Stored data entries
────────
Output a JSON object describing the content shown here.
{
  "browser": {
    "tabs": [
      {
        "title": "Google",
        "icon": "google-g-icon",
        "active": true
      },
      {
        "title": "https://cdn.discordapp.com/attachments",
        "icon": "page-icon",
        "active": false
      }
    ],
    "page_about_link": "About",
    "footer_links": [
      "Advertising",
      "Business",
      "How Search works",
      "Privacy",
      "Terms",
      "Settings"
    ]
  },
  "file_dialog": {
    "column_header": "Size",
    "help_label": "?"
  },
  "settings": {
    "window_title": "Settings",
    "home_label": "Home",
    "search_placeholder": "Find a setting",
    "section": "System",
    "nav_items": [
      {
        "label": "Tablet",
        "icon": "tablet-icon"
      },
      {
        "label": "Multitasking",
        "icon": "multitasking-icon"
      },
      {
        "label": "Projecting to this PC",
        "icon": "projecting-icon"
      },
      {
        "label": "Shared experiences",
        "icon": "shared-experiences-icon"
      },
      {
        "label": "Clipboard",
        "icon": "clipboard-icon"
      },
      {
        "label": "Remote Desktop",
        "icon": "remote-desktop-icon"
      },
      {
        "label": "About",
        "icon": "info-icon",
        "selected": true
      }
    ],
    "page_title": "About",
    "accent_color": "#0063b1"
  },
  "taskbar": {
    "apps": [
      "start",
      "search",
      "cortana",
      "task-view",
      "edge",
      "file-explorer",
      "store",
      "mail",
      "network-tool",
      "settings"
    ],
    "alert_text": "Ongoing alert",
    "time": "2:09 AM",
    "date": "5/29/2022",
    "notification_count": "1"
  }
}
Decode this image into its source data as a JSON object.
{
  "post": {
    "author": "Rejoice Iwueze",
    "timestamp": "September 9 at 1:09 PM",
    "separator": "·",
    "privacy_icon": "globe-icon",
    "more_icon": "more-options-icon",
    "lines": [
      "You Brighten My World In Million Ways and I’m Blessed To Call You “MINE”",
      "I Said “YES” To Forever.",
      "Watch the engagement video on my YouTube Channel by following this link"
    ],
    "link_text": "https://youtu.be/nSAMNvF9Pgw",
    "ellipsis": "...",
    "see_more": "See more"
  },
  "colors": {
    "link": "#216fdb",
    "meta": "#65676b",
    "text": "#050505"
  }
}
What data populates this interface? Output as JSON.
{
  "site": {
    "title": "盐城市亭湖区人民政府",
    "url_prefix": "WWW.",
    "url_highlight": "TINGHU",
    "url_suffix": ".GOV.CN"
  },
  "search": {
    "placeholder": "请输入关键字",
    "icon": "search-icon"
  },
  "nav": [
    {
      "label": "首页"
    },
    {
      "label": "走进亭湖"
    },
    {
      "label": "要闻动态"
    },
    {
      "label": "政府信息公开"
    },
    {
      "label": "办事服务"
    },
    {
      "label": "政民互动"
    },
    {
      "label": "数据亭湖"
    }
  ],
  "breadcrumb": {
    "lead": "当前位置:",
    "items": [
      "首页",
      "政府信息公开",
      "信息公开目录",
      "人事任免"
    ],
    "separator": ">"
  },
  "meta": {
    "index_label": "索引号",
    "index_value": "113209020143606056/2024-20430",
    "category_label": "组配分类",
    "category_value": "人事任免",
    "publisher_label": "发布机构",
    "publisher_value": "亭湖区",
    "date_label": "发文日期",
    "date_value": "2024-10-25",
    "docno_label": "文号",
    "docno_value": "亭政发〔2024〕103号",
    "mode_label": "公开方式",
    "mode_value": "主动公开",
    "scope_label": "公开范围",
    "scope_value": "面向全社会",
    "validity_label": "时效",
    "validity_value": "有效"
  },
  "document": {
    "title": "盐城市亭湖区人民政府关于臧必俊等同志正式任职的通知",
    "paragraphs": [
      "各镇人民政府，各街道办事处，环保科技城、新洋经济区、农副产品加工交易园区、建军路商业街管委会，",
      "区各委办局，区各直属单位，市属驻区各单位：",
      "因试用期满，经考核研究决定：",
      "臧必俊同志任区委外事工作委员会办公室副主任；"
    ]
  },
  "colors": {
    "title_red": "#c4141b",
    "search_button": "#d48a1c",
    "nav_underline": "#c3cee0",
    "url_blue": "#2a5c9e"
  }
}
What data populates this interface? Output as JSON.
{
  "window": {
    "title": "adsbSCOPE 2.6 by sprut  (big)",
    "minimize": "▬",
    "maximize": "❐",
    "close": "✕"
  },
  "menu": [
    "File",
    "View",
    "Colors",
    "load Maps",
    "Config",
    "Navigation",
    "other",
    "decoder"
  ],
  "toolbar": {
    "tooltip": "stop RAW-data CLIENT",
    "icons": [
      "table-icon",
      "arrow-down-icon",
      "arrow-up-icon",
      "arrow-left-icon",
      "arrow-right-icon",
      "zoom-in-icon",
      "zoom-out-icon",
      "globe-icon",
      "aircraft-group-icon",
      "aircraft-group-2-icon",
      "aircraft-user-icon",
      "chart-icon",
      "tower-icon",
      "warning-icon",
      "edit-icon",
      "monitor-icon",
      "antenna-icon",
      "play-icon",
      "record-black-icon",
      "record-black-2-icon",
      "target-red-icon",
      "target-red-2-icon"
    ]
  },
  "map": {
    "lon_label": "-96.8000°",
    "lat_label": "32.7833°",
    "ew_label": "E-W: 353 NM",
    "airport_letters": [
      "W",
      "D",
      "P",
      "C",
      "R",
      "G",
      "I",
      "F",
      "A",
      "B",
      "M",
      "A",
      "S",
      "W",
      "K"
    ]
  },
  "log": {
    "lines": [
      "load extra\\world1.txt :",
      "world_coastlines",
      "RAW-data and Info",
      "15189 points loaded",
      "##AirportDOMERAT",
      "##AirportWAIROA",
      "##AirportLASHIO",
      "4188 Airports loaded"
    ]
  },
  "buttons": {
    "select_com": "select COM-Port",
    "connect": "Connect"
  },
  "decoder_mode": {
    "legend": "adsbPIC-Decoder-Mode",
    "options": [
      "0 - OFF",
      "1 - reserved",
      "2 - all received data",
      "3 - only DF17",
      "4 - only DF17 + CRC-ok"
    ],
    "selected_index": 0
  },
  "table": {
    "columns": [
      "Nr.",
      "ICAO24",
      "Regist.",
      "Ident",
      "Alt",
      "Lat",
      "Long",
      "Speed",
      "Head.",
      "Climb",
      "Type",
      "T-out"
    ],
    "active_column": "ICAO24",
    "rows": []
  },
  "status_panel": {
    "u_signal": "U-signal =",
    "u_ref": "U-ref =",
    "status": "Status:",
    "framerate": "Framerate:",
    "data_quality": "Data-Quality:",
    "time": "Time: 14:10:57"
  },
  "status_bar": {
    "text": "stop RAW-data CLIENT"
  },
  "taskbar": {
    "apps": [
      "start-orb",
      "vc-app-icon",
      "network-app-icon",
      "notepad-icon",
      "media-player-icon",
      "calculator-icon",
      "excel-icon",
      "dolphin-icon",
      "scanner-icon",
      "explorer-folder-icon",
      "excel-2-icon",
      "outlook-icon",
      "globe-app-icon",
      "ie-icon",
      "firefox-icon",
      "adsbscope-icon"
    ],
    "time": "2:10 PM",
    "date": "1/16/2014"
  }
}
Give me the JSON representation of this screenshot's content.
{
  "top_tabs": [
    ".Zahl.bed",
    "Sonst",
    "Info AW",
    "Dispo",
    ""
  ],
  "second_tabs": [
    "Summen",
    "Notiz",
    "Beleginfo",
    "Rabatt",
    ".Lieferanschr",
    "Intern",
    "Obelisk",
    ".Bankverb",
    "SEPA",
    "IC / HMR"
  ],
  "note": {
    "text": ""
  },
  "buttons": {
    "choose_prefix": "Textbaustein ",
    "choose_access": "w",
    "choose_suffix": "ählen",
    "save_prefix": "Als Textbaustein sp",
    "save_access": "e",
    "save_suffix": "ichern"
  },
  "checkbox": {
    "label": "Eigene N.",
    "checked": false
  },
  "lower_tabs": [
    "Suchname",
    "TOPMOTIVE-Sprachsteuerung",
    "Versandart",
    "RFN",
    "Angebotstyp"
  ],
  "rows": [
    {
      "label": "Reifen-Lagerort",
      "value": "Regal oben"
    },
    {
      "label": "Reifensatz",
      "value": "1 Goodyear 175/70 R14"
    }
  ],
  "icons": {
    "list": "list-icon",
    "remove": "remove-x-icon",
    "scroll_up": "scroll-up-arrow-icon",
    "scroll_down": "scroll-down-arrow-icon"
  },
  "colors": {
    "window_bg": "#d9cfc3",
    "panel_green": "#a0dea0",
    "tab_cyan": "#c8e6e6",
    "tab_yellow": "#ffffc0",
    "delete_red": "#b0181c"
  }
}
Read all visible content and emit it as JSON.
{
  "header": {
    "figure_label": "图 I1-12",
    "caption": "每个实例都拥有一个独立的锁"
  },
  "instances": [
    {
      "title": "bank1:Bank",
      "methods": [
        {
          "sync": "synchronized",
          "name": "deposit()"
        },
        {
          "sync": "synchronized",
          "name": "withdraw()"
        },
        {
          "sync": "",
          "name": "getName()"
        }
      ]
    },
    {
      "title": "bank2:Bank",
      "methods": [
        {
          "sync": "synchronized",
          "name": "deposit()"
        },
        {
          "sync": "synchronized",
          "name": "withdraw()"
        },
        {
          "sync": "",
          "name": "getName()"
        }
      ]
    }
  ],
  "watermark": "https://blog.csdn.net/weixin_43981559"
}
────────
## The request
Show the lines of the material that contain the word "About".

## Solution
    "page_about_link": "About",
        "label": "About",
    "page_title": "About",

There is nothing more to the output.